● **TEXTO PROPORCIONADO**:
○ ○ ○ ○ ○
Domingo, 23 de enero de 2011 | Hoy
Al disco con letras inéditas de Homero Manzi que sacó el año pasado le acaba de sumar un doble con poemas musicalizados del poeta desaparecido Miguel Angel Bustos y de Raúl González Tuñón, Julio Huasi, Paco Urondo y Luis Alposta. Además, reeditó La Típica, el cd con su orquesta fundada en Francia; conduce el programa de radio Eche veinte, trabaja en un documental, planea un puñado de proyectos más y es protagonista de Tango y quimera, un libro escrito por su mujer, Antonia García Castro, que recorre toda su carrera. Mientras tanto, Juan Tata Cedrón empezó a tocar en la verdulería del barrio, sin micrófonos ni publicidad, mientras la gente come y baila, y ya hay músicos como Lidia Borda y Ramiro Gallo que siguen el ejemplo.
Por Mariano del Mazo
Si uno se asoma por la ventana de una de las casas de la cortada Enrique de Vedia, a metros de Alvarez Jonte, corazón de Villa del Parque, puede ver una imagen impactante: un hombre en cueros rodeado de vinilos de Lluis Llach y de Dino Saluzzi, luchando contra una notebook, corrigiendo partituras y a veces lanzando algún insulto al aire. Ese hombre es abordado de tanto en tanto por una niña disfrazada de princesa Bella, que anda de aquí para allá con un libro de cuentos interactivo que logra reproducir el canto de los canarios a la perfección. Con sus cuatro años, cada aparición de Azul Cedrón es un obsequio en grageas de un capitalismo amable, migas de la factoría Disney, y funciona como una bendición en un ambiente electrificado de militancia y de cándidos enojos del estilo: “¡A vos te parece que ya nadie en la radio pase al gordo Alfredo Abalos!”. Tal vez haya más realidad en la fantasía del disfraz que en este señor de rasgos prototípicos que bien podría ser un personaje de Calé.
Juan “Tata” Cedrón ladra pero no muerde. Es, finalmente, un optimista nato. Solamente así se explica el hiperquinético 2010 que acaba de dejar atrás, sólo así se explican las milongas en las que se mete día a día, esa manera de algún modo brutal de intervenir la cotidianidad. Desde que regresó definitivamente de París en 2004 realizó, produjo e hizo producir proyectos febriles que se fueron disolviendo dentro de ese particular under en el que se desplaza. Tal vez su pulso prolífico conspira contra el conocimiento de sus acciones: no resulta sencillo absorber tanto. El solo hecho de haber sacado un disco con letras inéditas de Homero Manzi hubiera merecido un despliegue mediático acorde con la dimensión de la empresa.
○ ○ ○ ○ ○
● **LISTADO DE ÍTEMS**:
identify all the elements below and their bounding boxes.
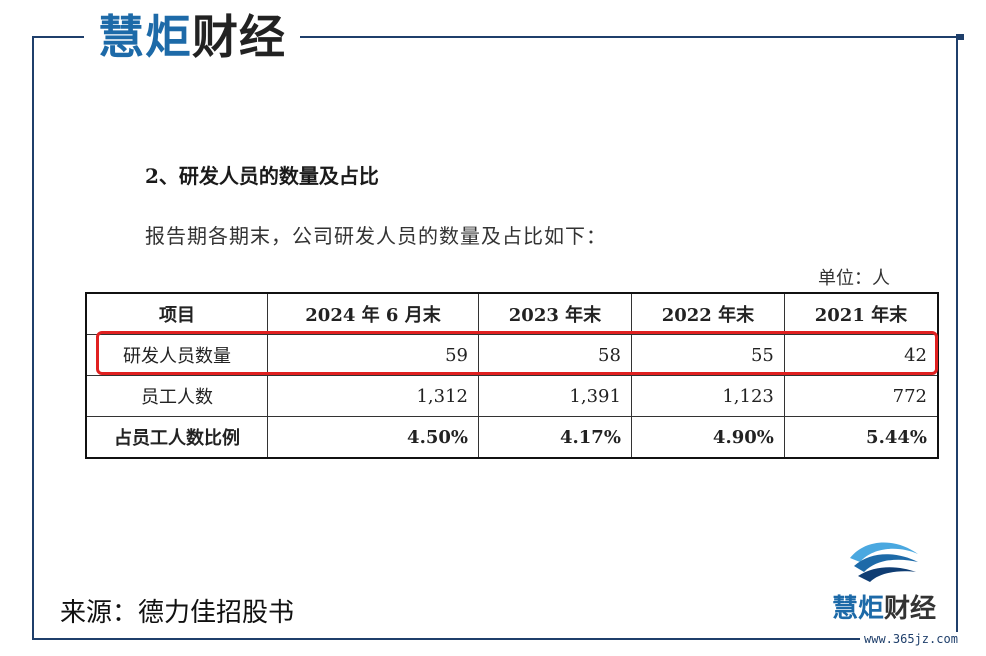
table-header-row: 项目 2024 年 6 月末 2023 年末 2022 年末 2021 年末 xyxy=(85,292,939,335)
wave-logo-icon xyxy=(850,542,918,582)
brand-logo-top: 慧炬 财经 xyxy=(84,6,300,64)
brand-name-part2: 财经 xyxy=(192,10,286,64)
table-row: 员工人数 1,312 1,391 1,123 772 xyxy=(85,375,939,417)
table-cell: 1,312 xyxy=(267,375,479,417)
table-cell: 4.50% xyxy=(267,416,479,459)
table-cell: 1,391 xyxy=(478,375,632,417)
brand-name-part1: 慧炬 xyxy=(831,594,884,624)
header-2021: 2021 年末 xyxy=(783,292,939,335)
brand-name-part1: 慧炬 xyxy=(98,10,192,64)
source-caption: 来源：德力佳招股书 xyxy=(60,598,295,628)
table-cell: 59 xyxy=(267,334,479,376)
row-label: 员工人数 xyxy=(85,375,268,417)
header-item: 项目 xyxy=(85,292,268,335)
header-2024h1: 2024 年 6 月末 xyxy=(267,292,479,335)
watermark-url: www.365jz.com xyxy=(860,632,962,646)
rd-staff-table: 项目 2024 年 6 月末 2023 年末 2022 年末 2021 年末 研… xyxy=(85,292,939,459)
brand-name-part2: 财经 xyxy=(884,594,937,624)
highlight-box xyxy=(96,331,938,375)
unit-label: 单位：人 xyxy=(818,268,890,289)
table-cell: 5.44% xyxy=(783,416,939,459)
intro-text: 报告期各期末，公司研发人员的数量及占比如下： xyxy=(145,224,607,248)
table-row: 占员工人数比例 4.50% 4.17% 4.90% 5.44% xyxy=(85,416,939,459)
brand-wordmark: 慧炬财经 xyxy=(814,588,954,625)
row-label: 占员工人数比例 xyxy=(85,416,268,459)
section-title: 2、研发人员的数量及占比 xyxy=(145,164,379,188)
table-cell: 4.90% xyxy=(630,416,785,459)
table-cell: 772 xyxy=(783,375,939,417)
header-2023: 2023 年末 xyxy=(478,292,632,335)
brand-logo-bottom: 慧炬财经 xyxy=(814,536,954,625)
header-2022: 2022 年末 xyxy=(630,292,785,335)
table-cell: 4.17% xyxy=(478,416,632,459)
table-row: 研发人员数量 59 58 55 42 xyxy=(85,334,939,376)
table-cell: 1,123 xyxy=(630,375,785,417)
frame-corner xyxy=(956,34,964,40)
document-frame xyxy=(32,36,958,640)
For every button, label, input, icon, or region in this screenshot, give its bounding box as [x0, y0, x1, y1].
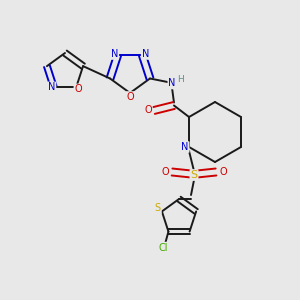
Text: H: H	[178, 75, 184, 84]
Text: N: N	[111, 49, 118, 59]
Text: S: S	[155, 203, 161, 213]
Text: N: N	[168, 79, 176, 88]
Text: O: O	[126, 92, 134, 102]
Text: O: O	[74, 84, 82, 94]
Text: O: O	[144, 106, 152, 116]
Text: O: O	[161, 167, 169, 177]
Text: N: N	[48, 82, 56, 92]
Text: Cl: Cl	[159, 243, 168, 253]
Text: S: S	[190, 170, 198, 180]
Text: N: N	[142, 49, 149, 59]
Text: N: N	[181, 142, 189, 152]
Text: O: O	[219, 167, 227, 177]
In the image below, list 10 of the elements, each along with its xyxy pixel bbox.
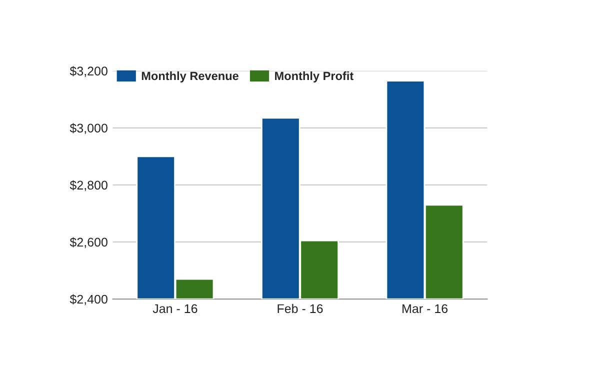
x-tick-label: Feb - 16	[278, 304, 323, 314]
y-tick-label: $3,000	[70, 123, 108, 134]
legend-label: Monthly Profit	[275, 71, 354, 82]
x-tick-label: Mar - 16	[402, 304, 448, 314]
y-tick-label: $2,400	[70, 294, 108, 306]
y-tick-label: $3,200	[70, 66, 108, 77]
x-tick-label: Jan - 16	[152, 304, 198, 314]
legend-label: Monthly Revenue	[142, 71, 238, 82]
y-tick-label: $2,800	[70, 180, 108, 192]
y-tick-label: $2,600	[70, 237, 108, 248]
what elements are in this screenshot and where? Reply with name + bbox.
○ ○ ○ ○ ○
● **CONSIGNA 1**: ¿De qué poetas son los poemas musicalizados del disco doble, según el artículo sobre Juan Tata Cedrón? Nómbralos a todos.
● **CONSIGNA 2**: ¿Puedes prolongar el artículo sobre Juan Tata Cedrón a partir de su última oración?

● **RESPUESTA 1**: Miguel Angel Bustos, Raúl González Tuñón, Julio Huasi, Paco Urondo y Luis Alposta.

● **RESPUESTA 2**:
Ahora, a los 71, editó con el Cuarteto un álbum doble de extraña belleza (alrededor de Tata todo se percibe algo extraño) integrado por dos discos independientes entre sí: Corazón de piel afuera, sobre poemas de Miguel Angel Bustos, desaparecido por la dictadura en mayo de 1976, y Godino, un trabajo si se quiere más clásico del Cuarteto, con poesías musicalizadas de Raúl González Tuñón, Julio Huasi, Paco Urondo y la impresionante canción de cuna al Petiso Orejudo sobre versos de Luis Alposta que titula el disco: “Has de dormir en el sur / y detrás de frías rejas / junto al recuerdo de un gato / quedará el de tus orejas”.
También reeditó La Típica, el CD de la orquesta de tango que fundó en Francia; conduce el programa radial Eche veinte; atiende y se pone a las órdenes del director Fernando Pérez, que está terminando el documental La vuelta de Juancito Caminador –entre los muchos testimonios que lo componen destaca el de Enrique Morente, el extraordinario cantaor que murió hace un par de meses–, y fue objeto –él y su extensión, el Cuarteto– del notable Tango y quimera, un libro escrito por su mujer Antonia García Castro que excede las fronteras de la agrupación. Interpela una época que tal vez se inició en el café concert Gotán de la calle Talcahuano en 1965 para atravesar a los saltos el Cordobazo, el regreso de Perón, el asesinato de Rucci, la expulsión de Montoneros de Plaza de Mayo, el exilio, la acción de espías infiltrados en París, la vuelta de la democracia y la radicación del Tata en Buenos Aires.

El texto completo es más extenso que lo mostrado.